* EXERCISE: Answer with nothing but the number of lines that include the word "progress".

(Figure collection entries)
____
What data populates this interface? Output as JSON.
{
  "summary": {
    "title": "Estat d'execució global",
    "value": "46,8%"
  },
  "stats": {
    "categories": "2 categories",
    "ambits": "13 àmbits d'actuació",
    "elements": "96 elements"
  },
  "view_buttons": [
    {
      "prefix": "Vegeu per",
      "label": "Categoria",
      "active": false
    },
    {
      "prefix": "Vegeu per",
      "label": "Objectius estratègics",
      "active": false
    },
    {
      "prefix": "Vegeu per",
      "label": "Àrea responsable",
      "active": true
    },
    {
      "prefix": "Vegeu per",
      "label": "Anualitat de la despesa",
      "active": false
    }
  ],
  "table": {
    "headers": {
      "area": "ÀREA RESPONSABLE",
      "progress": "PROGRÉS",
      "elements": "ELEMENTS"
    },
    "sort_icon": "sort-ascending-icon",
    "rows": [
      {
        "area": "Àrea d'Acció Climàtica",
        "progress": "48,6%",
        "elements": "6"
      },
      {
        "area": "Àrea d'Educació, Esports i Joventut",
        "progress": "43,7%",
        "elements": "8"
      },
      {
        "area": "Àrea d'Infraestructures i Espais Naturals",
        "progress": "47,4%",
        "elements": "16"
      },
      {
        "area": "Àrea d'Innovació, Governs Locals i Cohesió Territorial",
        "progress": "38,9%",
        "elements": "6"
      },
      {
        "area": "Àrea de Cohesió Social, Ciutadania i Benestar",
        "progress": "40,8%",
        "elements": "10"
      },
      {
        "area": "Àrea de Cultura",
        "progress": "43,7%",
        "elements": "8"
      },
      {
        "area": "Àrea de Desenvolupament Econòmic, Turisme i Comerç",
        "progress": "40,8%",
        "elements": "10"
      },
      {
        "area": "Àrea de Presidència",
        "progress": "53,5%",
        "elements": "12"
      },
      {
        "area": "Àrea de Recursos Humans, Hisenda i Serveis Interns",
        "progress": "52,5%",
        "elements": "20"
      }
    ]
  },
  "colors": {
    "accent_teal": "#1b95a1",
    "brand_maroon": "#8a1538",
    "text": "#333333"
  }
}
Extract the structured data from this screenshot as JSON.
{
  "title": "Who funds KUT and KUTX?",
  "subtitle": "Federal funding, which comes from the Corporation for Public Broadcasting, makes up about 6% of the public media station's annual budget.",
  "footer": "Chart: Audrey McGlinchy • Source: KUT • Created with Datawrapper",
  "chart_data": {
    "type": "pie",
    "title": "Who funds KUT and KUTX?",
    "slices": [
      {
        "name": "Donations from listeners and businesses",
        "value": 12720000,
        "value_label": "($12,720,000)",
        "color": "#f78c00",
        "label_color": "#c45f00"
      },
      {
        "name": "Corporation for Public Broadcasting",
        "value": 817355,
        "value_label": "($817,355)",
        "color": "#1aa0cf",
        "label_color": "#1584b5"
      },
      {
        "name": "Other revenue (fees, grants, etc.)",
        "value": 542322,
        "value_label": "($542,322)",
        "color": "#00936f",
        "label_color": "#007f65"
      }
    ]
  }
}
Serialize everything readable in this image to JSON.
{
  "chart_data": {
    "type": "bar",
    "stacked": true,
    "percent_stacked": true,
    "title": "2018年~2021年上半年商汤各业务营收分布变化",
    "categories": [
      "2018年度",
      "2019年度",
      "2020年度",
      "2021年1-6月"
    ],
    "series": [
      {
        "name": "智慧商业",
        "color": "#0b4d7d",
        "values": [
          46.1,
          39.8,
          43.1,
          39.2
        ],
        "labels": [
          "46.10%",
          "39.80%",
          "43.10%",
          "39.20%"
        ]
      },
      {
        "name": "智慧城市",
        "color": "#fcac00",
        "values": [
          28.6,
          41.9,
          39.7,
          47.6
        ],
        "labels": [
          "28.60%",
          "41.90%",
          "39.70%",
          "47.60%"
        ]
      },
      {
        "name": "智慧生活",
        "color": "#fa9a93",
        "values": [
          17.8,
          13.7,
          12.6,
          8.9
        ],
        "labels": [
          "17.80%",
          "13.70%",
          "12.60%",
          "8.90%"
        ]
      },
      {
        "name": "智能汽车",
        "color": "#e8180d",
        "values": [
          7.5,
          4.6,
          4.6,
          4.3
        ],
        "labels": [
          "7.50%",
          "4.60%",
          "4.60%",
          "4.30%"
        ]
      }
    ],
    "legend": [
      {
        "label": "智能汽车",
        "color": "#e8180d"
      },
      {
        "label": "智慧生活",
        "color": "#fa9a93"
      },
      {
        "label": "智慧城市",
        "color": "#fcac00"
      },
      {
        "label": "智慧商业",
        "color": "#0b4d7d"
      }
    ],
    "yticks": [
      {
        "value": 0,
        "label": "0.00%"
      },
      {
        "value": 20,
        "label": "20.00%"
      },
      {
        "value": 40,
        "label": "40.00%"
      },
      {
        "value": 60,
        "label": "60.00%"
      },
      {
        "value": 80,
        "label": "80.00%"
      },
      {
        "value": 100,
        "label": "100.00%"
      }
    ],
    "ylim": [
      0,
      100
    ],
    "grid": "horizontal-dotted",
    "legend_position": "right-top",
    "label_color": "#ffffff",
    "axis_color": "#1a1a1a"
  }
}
____
* REPLY: 10